━━━━━ Exercise inputs ━━━━━

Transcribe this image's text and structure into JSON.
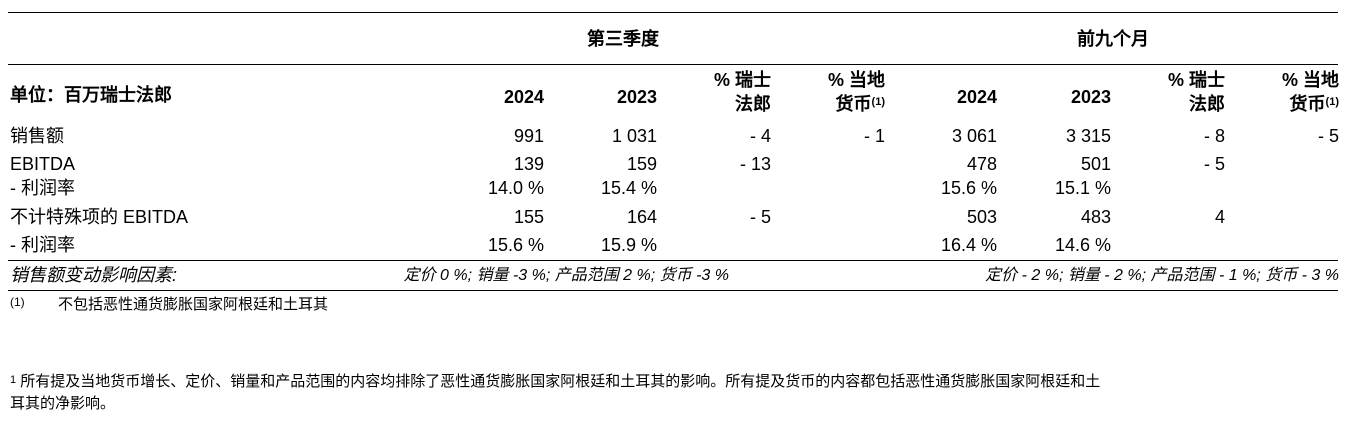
{
  "headers": {
    "q3_title": "第三季度",
    "nine_title": "前九个月",
    "unit_label": "单位：百万瑞士法郎",
    "col_2024": "2024",
    "col_2023": "2023",
    "chf_line1": "% 瑞士",
    "chf_line2": "法郎",
    "lc_line1": "% 当地",
    "lc_line2": "货币",
    "lc_fn": "(1)"
  },
  "rows": [
    {
      "label": "销售额",
      "q24": "991",
      "q23": "1 031",
      "qchf": "- 4",
      "qlc": "- 1",
      "n24": "3 061",
      "n23": "3 315",
      "nchf": "- 8",
      "nlc": "- 5"
    },
    {
      "label": "EBITDA",
      "q24": "139",
      "q23": "159",
      "qchf": "- 13",
      "qlc": "",
      "n24": "478",
      "n23": "501",
      "nchf": "- 5",
      "nlc": ""
    },
    {
      "label": "- 利润率",
      "q24": "14.0 %",
      "q23": "15.4 %",
      "qchf": "",
      "qlc": "",
      "n24": "15.6 %",
      "n23": "15.1 %",
      "nchf": "",
      "nlc": ""
    },
    {
      "label": "不计特殊项的 EBITDA",
      "q24": "155",
      "q23": "164",
      "qchf": "- 5",
      "qlc": "",
      "n24": "503",
      "n23": "483",
      "nchf": "4",
      "nlc": ""
    },
    {
      "label": "- 利润率",
      "q24": "15.6 %",
      "q23": "15.9 %",
      "qchf": "",
      "qlc": "",
      "n24": "16.4 %",
      "n23": "14.6 %",
      "nchf": "",
      "nlc": ""
    }
  ],
  "drivers": {
    "label": "销售额变动影响因素:",
    "q3": "定价 0 %; 销量 -3 %; 产品范围 2 %; 货币 -3 %",
    "nine": "定价 - 2 %; 销量 - 2 %; 产品范围 - 1 %; 货币 - 3 %"
  },
  "footnote": {
    "marker": "(1)",
    "text": "不包括恶性通货膨胀国家阿根廷和土耳其"
  },
  "bottom_note": {
    "marker": "1",
    "line1": " 所有提及当地货币增长、定价、销量和产品范围的内容均排除了恶性通货膨胀国家阿根廷和土耳其的影响。所有提及货币的内容都包括恶性通货膨胀国家阿根廷和土",
    "line2": "耳其的净影响。"
  }
}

━━━━━

What to produce
Retype all entries exactly as they appear, dropping the images.

Output for this task
Transcribe this image's text and structure into JSON.
{
  "headers": {
    "q3_title": "第三季度",
    "nine_title": "前九个月",
    "unit_label": "单位：百万瑞士法郎",
    "col_2024": "2024",
    "col_2023": "2023",
    "chf_line1": "% 瑞士",
    "chf_line2": "法郎",
    "lc_line1": "% 当地",
    "lc_line2": "货币",
    "lc_fn": "(1)"
  },
  "rows": [
    {
      "label": "销售额",
      "q24": "991",
      "q23": "1 031",
      "qchf": "- 4",
      "qlc": "- 1",
      "n24": "3 061",
      "n23": "3 315",
      "nchf": "- 8",
      "nlc": "- 5"
    },
    {
      "label": "EBITDA",
      "q24": "139",
      "q23": "159",
      "qchf": "- 13",
      "qlc": "",
      "n24": "478",
      "n23": "501",
      "nchf": "- 5",
      "nlc": ""
    },
    {
      "label": "- 利润率",
      "q24": "14.0 %",
      "q23": "15.4 %",
      "qchf": "",
      "qlc": "",
      "n24": "15.6 %",
      "n23": "15.1 %",
      "nchf": "",
      "nlc": ""
    },
    {
      "label": "不计特殊项的 EBITDA",
      "q24": "155",
      "q23": "164",
      "qchf": "- 5",
      "qlc": "",
      "n24": "503",
      "n23": "483",
      "nchf": "4",
      "nlc": ""
    },
    {
      "label": "- 利润率",
      "q24": "15.6 %",
      "q23": "15.9 %",
      "qchf": "",
      "qlc": "",
      "n24": "16.4 %",
      "n23": "14.6 %",
      "nchf": "",
      "nlc": ""
    }
  ],
  "drivers": {
    "label": "销售额变动影响因素:",
    "q3": "定价 0 %; 销量 -3 %; 产品范围 2 %; 货币 -3 %",
    "nine": "定价 - 2 %; 销量 - 2 %; 产品范围 - 1 %; 货币 - 3 %"
  },
  "footnote": {
    "marker": "(1)",
    "text": "不包括恶性通货膨胀国家阿根廷和土耳其"
  },
  "bottom_note": {
    "marker": "1",
    "line1": " 所有提及当地货币增长、定价、销量和产品范围的内容均排除了恶性通货膨胀国家阿根廷和土耳其的影响。所有提及货币的内容都包括恶性通货膨胀国家阿根廷和土",
    "line2": "耳其的净影响。"
  }
}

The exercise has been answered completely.